## Activity:
Copy out the part of the Wi-Fi access page starting with "- Create a strong, unique" and going on through "best/latest encryption available.".

## Passage to read:
- - - - - - -
Read more about which companies have signed the Keep Americans Connected Pledge.
Sprint - Unlimited Data for Current Users
Sprint is following the FCC pledge, will provide unlimited data to existing customers, and, beginning Thursday, March 19, 2020, will allow all mobile hotspot-capable handsets to enable hotspots for 60 days at no extra charge.
T-Mobile - Unlimited Data for Current Users
T-Mobile is following the FCC pledge, plus offering unlimited data to existing customers, and, coming soon, will allow all handsets to enable hotspots for 60 days at no extra charge.
Verizon has posted no special offers but is following the FCC pledge.
Campus Wi-Fi Offerings
Carmack 5 Lot - West End
1080 Carmack Road
Columbus, OH 43210
The Webb Parking Lot
4240 Campus Dr
Lima, OH 45804
Riedl Hall Parking Lot
1760 University Drive
Mansfield, OH 44906
Alber Student Center Parking Lot
1463 Mt Vernon Ave
Marion, OH 43302
Adena Hall Parking Lot
1159 University Dr
Newark, OH 43055
Land Laboratory Parking Lot
6197 Dover Rd
Wooster, OH 44691
Connecting to Wi-Fi at Home
Using Wi-Fi at Home
Setting up secure Wi-Fi at home is easy. The first step is to change the default administrator password, which is usually not very strong.
It is also extremely important that you choose a secure encryption protocol. Encryption protocols are what protect your password, keys, data and all other types of information sent over the wireless connection. We strongly recommend using WPA-3 (Wi-Fi Protected Access III) where possible, WPA-2 (Wi-Fi Protected Access II) and disabling WPS (Wi-Fi Protected Setup) if not.
At home, we recommend that users:
- Avoid using a router’s default admin password.
- Create a strong, unique password for the Wi-Fi connection.
- Use a Virtual Private Network (VPN) when working remotely.
- Disable Wi-Fi Protected Setup (WPS).
- Use the best/latest encryption available.
- Keep the router’s firmware updated (turn on auto-updates if available).
Importance of Wi-Fi Passwords
The Wi-Fi password is a pre-shared key (PSK) that ensures the privacy and protection of your data and internet connection.
- - - - - - -
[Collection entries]
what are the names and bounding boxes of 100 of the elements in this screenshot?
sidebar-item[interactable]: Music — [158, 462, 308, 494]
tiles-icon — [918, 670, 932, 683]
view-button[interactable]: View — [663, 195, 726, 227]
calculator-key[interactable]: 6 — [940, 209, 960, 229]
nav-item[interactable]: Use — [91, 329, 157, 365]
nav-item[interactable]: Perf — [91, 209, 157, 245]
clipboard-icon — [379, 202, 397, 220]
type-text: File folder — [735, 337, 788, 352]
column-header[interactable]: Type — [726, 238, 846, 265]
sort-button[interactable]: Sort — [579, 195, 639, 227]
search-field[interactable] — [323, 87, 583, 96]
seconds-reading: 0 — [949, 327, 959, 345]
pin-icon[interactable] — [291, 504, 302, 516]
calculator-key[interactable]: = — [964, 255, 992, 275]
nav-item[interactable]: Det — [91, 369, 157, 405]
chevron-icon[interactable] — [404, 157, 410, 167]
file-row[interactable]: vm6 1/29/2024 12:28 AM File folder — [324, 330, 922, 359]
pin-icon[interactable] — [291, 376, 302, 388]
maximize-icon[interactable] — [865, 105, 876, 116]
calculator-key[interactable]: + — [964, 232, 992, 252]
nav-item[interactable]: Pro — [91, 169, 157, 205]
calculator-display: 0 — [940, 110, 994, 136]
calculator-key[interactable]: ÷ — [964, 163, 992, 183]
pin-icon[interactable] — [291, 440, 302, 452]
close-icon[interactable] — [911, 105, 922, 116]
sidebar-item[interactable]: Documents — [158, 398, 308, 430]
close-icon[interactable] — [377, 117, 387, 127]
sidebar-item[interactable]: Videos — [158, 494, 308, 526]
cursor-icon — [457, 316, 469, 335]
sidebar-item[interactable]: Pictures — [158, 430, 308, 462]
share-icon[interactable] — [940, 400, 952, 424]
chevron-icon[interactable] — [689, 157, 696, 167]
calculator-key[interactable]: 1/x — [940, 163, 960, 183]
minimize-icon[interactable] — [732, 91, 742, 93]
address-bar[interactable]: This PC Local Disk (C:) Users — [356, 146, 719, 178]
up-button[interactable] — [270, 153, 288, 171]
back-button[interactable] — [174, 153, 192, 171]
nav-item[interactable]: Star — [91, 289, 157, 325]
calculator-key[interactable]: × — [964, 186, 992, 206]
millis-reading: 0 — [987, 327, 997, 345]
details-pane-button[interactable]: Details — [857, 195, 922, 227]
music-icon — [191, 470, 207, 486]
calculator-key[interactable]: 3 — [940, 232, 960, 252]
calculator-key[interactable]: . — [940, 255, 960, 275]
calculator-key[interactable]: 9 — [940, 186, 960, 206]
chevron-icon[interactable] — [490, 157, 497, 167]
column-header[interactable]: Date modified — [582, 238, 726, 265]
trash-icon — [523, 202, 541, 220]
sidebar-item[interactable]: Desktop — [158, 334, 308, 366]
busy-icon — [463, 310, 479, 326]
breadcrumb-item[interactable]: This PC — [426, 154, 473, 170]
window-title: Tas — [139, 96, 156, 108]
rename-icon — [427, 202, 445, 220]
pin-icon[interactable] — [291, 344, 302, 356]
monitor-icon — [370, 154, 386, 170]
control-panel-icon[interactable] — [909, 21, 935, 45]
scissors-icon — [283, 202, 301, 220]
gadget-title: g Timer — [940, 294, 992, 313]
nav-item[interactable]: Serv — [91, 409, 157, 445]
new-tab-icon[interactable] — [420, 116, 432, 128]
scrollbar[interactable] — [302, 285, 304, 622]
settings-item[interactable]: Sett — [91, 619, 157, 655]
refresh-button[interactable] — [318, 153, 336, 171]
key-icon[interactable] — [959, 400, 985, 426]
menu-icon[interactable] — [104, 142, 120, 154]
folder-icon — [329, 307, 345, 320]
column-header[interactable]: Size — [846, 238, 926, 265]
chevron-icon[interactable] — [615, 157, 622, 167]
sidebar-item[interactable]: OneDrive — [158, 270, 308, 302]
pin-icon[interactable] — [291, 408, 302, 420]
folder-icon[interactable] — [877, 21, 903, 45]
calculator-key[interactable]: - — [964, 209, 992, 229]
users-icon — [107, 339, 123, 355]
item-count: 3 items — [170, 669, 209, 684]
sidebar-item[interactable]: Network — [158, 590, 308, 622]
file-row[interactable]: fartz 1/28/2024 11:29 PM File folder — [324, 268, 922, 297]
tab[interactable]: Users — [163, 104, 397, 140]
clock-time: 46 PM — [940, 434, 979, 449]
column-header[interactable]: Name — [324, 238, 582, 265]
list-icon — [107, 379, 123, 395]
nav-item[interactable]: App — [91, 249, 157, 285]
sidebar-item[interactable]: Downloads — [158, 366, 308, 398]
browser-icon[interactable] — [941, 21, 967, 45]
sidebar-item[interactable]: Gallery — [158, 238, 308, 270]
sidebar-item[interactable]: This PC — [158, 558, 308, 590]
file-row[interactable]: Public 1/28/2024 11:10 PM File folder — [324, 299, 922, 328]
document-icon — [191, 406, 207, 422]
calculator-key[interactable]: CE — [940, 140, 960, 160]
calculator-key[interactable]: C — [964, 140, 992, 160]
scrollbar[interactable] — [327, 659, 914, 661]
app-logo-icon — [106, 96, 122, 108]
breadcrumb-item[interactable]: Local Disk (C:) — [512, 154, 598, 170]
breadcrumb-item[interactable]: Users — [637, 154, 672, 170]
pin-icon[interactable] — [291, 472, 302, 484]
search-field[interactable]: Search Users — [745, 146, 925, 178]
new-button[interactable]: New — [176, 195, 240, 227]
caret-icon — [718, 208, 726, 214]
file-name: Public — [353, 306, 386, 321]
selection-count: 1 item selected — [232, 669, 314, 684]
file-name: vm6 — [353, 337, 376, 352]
- - - - - - -
## Result for this task:
- Create a strong, unique password for the Wi-Fi connection.
- Use a Virtual Private Network (VPN) when working remotely.
- Disable Wi-Fi Protected Setup (WPS).
- Use the best/latest encryption available.